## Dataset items
>>

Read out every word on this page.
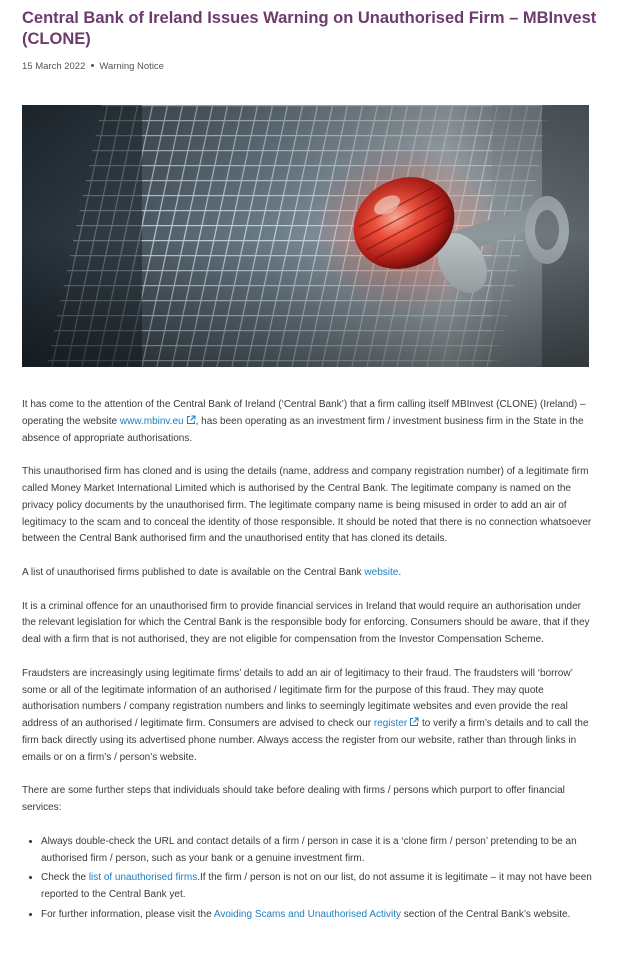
Central Bank of Ireland Issues Warning on Unauthorised Firm – MBInvest (CLONE)
15 March 2022 Warning Notice

It has come to the attention of the Central Bank of Ireland (‘Central Bank’) that a firm calling itself MBInvest (CLONE) (Ireland) – operating the website www.mbinv.eu , has been operating as an investment firm / investment business firm in the State in the absence of appropriate authorisations.

This unauthorised firm has cloned and is using the details (name, address and company registration number) of a legitimate firm called Money Market International Limited which is authorised by the Central Bank. The legitimate company is named on the privacy policy documents by the unauthorised firm. The legitimate company name is being misused in order to add an air of legitimacy to the scam and to conceal the identity of those responsible. It should be noted that there is no connection whatsoever between the Central Bank authorised firm and the unauthorised entity that has cloned its details.

A list of unauthorised firms published to date is available on the Central Bank website.

It is a criminal offence for an unauthorised firm to provide financial services in Ireland that would require an authorisation under the relevant legislation for which the Central Bank is the responsible body for enforcing. Consumers should be aware, that if they deal with a firm that is not authorised, they are not eligible for compensation from the Investor Compensation Scheme.

Fraudsters are increasingly using legitimate firms’ details to add an air of legitimacy to their fraud. The fraudsters will ‘borrow’ some or all of the legitimate information of an authorised / legitimate firm for the purpose of this fraud. They may quote authorisation numbers / company registration numbers and links to seemingly legitimate websites and even provide the real address of an authorised / legitimate firm. Consumers are advised to check our register to verify a firm’s details and to call the firm back directly using its advertised phone number. Always access the register from our website, rather than through links in emails or on a firm’s / person’s website.

There are some further steps that individuals should take before dealing with firms / persons which purport to offer financial services:

• Always double-check the URL and contact details of a firm / person in case it is a ‘clone firm / person’ pretending to be an authorised firm / person, such as your bank or a genuine investment firm.
• Check the list of unauthorised firms.If the firm / person is not on our list, do not assume it is legitimate – it may not have been reported to the Central Bank yet.
• For further information, please visit the Avoiding Scams and Unauthorised Activity section of the Central Bank’s website.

<<

## Exercise aim
Your answer should be a single number: the count of lines containing the word "investment".

## The completed task
2